▶ [Text shown]:
****************
# Sub Seized Off Costa Rica



## AWP (Nov 20, 2006)

100 miles off the coast in a 50-foot homemade sub?:eek: 

http://www.cnn.com/2006/WORLD/americas/11/20/costa.rica.sub.ap/index.html

Homemade sub captured with 3 tons of cocaine

SAN JOSE, Costa Rica (AP) -- Tipped off by three plastic pipes mysteriously skimming the ocean's surface, authorities seized a homemade submarine packed with 3 tons of cocaine off Costa Rica's Pacific coast.

Four men traveled inside the 50-foot wood and fiberglass craft, breathing through the pipes. The craft sailed along at about 7 mph, just 6 feet beneath the surface, Security Minister Fernando Berrocal said Sunday.

The submarine was spotted Friday 103 miles (166 kilometers) off the coast near Cabo Blanco National Park on the Nicoya peninsula.

"This is the first time in the country's history that a craft with these characteristics has been caught near the national coasts," Berrocal said in a statement.

U.S. Coast Guard, U.S. Drug Enforcement Administration agents, FBI and Colombian officials aided Costa Rican authorities in the operation, Berrocal said.

Two Colombians, a Guatemalan and a Sri Lankan were arrested and taken to the United States, since they were captured in international waters, Berrocal said.

Officials took the submarine to a Costa Rican Coast Guard station and were trying to determine its origins, the Security Ministry said. It was found with several tanks of gas, but Costa Rican authorities said the vessel, which had a bailer to keep out water, probably did not travel far.

So far this year, Costa Rican authorities have seized 18 tons of cocaine.

In March, the Colombian navy seized a 60-foot fiberglass submarine that likely was used to haul tons of cocaine out to speedboats in the Pacific Ocean for transportation to Central America and on to the United States. Three people were arrested and two speedboats seized during the operation, but no drugs were found.

Colombian authorities say smuggling cocaine by sea has become the top method of transport in recent years, as radar systems have made it difficult to smuggle drugs in small airplanes.

Copyright 2006 The Associated Press. All rights reserved.This material may not be published, broadcast, rewritten, or redistributed.


----------



## Marauder06 (Nov 20, 2006)
****************
▶ [Some records]:

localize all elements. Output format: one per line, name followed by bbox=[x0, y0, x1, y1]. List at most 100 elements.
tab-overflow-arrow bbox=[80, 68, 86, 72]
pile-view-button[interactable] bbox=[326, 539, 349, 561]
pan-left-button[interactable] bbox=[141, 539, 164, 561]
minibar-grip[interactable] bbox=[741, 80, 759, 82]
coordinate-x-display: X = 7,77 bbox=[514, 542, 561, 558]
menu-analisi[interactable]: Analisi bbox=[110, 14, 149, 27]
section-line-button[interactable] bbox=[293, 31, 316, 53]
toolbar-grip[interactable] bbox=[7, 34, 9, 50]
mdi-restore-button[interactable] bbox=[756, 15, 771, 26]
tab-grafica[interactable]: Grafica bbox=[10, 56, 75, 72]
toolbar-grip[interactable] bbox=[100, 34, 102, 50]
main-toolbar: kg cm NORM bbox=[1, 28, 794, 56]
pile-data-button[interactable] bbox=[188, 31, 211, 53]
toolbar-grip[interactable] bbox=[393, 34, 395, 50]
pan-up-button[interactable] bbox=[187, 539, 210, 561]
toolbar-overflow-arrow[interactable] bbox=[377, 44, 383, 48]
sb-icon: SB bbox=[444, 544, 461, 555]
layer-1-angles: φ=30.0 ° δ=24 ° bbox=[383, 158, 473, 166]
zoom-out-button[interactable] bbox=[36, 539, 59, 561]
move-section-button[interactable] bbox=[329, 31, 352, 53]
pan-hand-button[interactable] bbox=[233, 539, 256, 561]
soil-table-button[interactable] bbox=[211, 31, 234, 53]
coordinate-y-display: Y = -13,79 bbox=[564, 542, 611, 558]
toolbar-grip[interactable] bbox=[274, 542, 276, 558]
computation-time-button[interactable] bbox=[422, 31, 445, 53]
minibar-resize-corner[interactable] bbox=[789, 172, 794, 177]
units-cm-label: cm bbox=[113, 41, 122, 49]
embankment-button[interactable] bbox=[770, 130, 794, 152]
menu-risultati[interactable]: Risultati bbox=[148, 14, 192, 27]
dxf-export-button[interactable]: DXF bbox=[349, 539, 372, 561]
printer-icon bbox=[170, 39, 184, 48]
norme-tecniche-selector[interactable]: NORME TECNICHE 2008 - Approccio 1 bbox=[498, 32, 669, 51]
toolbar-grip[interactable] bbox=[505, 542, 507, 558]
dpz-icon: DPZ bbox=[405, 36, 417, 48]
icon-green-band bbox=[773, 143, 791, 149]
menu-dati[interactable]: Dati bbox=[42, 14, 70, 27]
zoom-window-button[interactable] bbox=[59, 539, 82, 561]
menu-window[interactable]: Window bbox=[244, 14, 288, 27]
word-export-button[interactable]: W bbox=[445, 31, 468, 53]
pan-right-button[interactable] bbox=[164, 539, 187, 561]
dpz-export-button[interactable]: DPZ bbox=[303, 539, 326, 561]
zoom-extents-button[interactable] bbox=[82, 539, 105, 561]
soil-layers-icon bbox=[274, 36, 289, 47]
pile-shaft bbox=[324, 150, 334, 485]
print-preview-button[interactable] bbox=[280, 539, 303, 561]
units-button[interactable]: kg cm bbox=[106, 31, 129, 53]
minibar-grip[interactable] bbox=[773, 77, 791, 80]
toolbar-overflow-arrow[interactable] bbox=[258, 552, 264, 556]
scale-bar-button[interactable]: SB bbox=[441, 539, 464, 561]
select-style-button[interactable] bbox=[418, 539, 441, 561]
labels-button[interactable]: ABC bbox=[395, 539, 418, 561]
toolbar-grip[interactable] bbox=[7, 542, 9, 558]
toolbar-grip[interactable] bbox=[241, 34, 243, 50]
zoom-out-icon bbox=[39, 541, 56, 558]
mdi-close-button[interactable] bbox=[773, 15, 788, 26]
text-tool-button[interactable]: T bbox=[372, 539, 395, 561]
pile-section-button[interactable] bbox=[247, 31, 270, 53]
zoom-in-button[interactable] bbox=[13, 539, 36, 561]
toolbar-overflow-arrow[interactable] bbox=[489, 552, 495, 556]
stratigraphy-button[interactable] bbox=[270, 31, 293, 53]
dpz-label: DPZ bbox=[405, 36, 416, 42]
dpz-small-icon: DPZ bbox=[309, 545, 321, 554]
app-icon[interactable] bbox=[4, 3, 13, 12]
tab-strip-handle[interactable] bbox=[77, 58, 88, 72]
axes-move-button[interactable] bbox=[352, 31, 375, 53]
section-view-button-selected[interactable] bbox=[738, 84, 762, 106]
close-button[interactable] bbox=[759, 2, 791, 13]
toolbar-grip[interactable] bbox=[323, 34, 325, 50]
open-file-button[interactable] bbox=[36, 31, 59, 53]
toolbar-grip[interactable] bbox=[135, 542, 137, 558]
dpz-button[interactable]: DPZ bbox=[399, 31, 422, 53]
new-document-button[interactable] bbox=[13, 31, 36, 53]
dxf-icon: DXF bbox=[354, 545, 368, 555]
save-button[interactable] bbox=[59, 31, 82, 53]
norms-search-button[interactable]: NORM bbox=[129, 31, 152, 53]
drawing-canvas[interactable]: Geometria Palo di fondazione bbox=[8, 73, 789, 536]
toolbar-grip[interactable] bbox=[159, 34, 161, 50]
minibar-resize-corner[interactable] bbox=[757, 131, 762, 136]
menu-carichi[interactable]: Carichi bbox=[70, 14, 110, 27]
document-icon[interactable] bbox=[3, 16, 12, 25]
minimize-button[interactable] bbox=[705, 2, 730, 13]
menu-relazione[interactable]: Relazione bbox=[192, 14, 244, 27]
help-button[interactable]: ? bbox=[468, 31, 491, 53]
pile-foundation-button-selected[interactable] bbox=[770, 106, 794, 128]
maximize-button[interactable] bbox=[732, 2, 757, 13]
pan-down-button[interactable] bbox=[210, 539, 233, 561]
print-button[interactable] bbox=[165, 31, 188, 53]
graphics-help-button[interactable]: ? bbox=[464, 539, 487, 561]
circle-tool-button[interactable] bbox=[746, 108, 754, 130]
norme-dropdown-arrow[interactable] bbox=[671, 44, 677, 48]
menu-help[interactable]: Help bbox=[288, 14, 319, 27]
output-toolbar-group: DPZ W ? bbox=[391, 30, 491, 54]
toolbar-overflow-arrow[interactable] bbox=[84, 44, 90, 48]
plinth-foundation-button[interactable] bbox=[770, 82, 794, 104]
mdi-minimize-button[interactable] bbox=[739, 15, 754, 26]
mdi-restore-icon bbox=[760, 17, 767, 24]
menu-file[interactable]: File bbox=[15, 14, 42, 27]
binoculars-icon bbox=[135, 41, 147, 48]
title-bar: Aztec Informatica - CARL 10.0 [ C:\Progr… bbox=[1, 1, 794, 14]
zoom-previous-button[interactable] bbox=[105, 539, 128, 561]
****************
▶ [Required task 1]: According to the article about the homemade sub seized off Costa Rica, which groups helped Costa Rican authorities in the operation? List every one.
▶ [Required task 2]: In the sub seizure thread, how far beneath the surface did the craft travel?
▶ [Required task 3]: Continue the forum thread on the sub seized off Costa Rica from where it stops.

▶ [Written response 1]:
U.S. Coast Guard
U.S. Drug Enforcement Administration agents
FBI
Colombian officials

▶ [Written response 2]: About 6 feet beneath the surface.

▶ [Written response 3]:
I was just about the create a thread about this, pretty interesting stuff even though this particular craft was pretty amaturish.


----------



## Max Power (Nov 20, 2006)

The drug cartels have some pretty interesting waterborne craft that they use, so I'm not too surprised to hear about this.  I'm actually surprised that this is the first time its happened.


----------



## Marauder06 (Nov 20, 2006)

I read an article on MSN that said this was actually the third time authorities have captured / prevented cartels from acquiring subs.


----------



## Boondocksaint375 (Nov 20, 2006)

What ,the whole puppy smuggling thing didnt work.


----------



## DDSSDV (Nov 20, 2006)

Try breathing thru a snorkel 6 ft. in length. Impossible. The pipes these boys was huffin" musta been BIG. You would think with all of the money made and Russian hardware for sale, they could have done "better" than that. Insane desperate people out there.


----------



## Queen Beach (Nov 24, 2006)

So this is what one looks like eh?


----------



## Typhoon (Dec 12, 2006)

> You would think with all of the money made and Russian hardware for sale, they could have done "better" than that.


As I recall there were a group of drug smugglers from one of the major cartels who attempted to do just that a few years ago, and were caught trying to buy an old Soviet nuclear submarine...


----------



## Paddlefoot (Dec 12, 2006)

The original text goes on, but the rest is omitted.